## STATED PROBLEM
The records underneath are to be repeated exactly, with the pictures left out.
start AVAILABLE DATA
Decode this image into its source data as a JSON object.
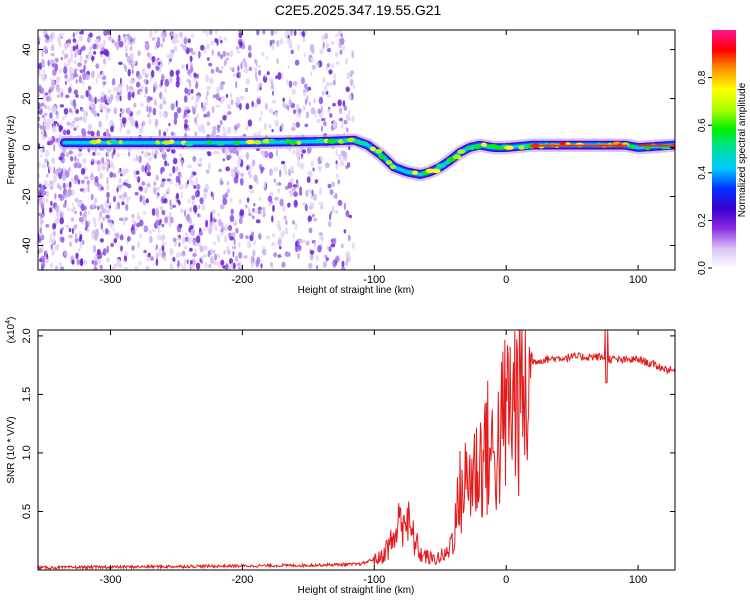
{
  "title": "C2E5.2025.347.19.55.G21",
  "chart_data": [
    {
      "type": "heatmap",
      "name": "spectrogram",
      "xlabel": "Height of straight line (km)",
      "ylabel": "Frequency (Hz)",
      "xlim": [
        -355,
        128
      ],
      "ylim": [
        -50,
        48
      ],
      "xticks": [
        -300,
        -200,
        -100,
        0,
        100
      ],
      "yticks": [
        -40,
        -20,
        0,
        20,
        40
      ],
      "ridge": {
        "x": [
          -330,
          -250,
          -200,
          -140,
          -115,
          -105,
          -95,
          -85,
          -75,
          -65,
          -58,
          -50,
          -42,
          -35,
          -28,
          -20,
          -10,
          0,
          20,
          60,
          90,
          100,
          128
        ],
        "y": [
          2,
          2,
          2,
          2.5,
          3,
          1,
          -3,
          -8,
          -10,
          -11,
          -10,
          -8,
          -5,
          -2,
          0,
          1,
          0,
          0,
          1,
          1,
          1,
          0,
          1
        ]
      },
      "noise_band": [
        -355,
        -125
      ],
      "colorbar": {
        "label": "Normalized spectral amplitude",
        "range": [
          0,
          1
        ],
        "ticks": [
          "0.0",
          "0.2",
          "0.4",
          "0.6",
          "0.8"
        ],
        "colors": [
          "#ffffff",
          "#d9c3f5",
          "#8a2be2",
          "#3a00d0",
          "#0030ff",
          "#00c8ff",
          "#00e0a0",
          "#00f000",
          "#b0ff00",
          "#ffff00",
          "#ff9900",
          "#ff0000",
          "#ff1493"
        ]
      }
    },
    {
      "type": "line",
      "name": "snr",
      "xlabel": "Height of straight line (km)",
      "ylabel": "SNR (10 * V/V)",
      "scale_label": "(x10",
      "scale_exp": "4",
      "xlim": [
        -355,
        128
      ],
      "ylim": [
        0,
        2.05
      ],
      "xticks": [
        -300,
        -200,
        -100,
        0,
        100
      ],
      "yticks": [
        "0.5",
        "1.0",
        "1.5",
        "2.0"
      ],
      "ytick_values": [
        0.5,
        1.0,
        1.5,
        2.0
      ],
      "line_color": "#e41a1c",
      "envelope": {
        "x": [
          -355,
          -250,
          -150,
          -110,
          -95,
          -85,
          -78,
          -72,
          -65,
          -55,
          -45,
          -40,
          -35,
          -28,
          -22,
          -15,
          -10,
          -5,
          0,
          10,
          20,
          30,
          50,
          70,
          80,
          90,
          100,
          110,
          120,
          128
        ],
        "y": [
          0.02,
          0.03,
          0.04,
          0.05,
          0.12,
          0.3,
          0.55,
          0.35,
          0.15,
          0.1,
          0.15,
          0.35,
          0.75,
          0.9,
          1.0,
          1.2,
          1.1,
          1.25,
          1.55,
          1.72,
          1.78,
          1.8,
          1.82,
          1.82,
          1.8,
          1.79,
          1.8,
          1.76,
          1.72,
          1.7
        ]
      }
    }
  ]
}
end AVAILABLE DATA
## FINISHED ANSWER
Decode this image into its source data as a JSON object.
{
  "title": "C2E5.2025.347.19.55.G21",
  "chart_data": [
    {
      "type": "heatmap",
      "name": "spectrogram",
      "xlabel": "Height of straight line (km)",
      "ylabel": "Frequency (Hz)",
      "xlim": [
        -355,
        128
      ],
      "ylim": [
        -50,
        48
      ],
      "xticks": [
        -300,
        -200,
        -100,
        0,
        100
      ],
      "yticks": [
        -40,
        -20,
        0,
        20,
        40
      ],
      "ridge": {
        "x": [
          -330,
          -250,
          -200,
          -140,
          -115,
          -105,
          -95,
          -85,
          -75,
          -65,
          -58,
          -50,
          -42,
          -35,
          -28,
          -20,
          -10,
          0,
          20,
          60,
          90,
          100,
          128
        ],
        "y": [
          2,
          2,
          2,
          2.5,
          3,
          1,
          -3,
          -8,
          -10,
          -11,
          -10,
          -8,
          -5,
          -2,
          0,
          1,
          0,
          0,
          1,
          1,
          1,
          0,
          1
        ]
      },
      "noise_band": [
        -355,
        -125
      ],
      "colorbar": {
        "label": "Normalized spectral amplitude",
        "range": [
          0,
          1
        ],
        "ticks": [
          "0.0",
          "0.2",
          "0.4",
          "0.6",
          "0.8"
        ],
        "colors": [
          "#ffffff",
          "#d9c3f5",
          "#8a2be2",
          "#3a00d0",
          "#0030ff",
          "#00c8ff",
          "#00e0a0",
          "#00f000",
          "#b0ff00",
          "#ffff00",
          "#ff9900",
          "#ff0000",
          "#ff1493"
        ]
      }
    },
    {
      "type": "line",
      "name": "snr",
      "xlabel": "Height of straight line (km)",
      "ylabel": "SNR (10 * V/V)",
      "scale_label": "(x10",
      "scale_exp": "4",
      "xlim": [
        -355,
        128
      ],
      "ylim": [
        0,
        2.05
      ],
      "xticks": [
        -300,
        -200,
        -100,
        0,
        100
      ],
      "yticks": [
        "0.5",
        "1.0",
        "1.5",
        "2.0"
      ],
      "ytick_values": [
        0.5,
        1.0,
        1.5,
        2.0
      ],
      "line_color": "#e41a1c",
      "envelope": {
        "x": [
          -355,
          -250,
          -150,
          -110,
          -95,
          -85,
          -78,
          -72,
          -65,
          -55,
          -45,
          -40,
          -35,
          -28,
          -22,
          -15,
          -10,
          -5,
          0,
          10,
          20,
          30,
          50,
          70,
          80,
          90,
          100,
          110,
          120,
          128
        ],
        "y": [
          0.02,
          0.03,
          0.04,
          0.05,
          0.12,
          0.3,
          0.55,
          0.35,
          0.15,
          0.1,
          0.15,
          0.35,
          0.75,
          0.9,
          1.0,
          1.2,
          1.1,
          1.25,
          1.55,
          1.72,
          1.78,
          1.8,
          1.82,
          1.82,
          1.8,
          1.79,
          1.8,
          1.76,
          1.72,
          1.7
        ]
      }
    }
  ]
}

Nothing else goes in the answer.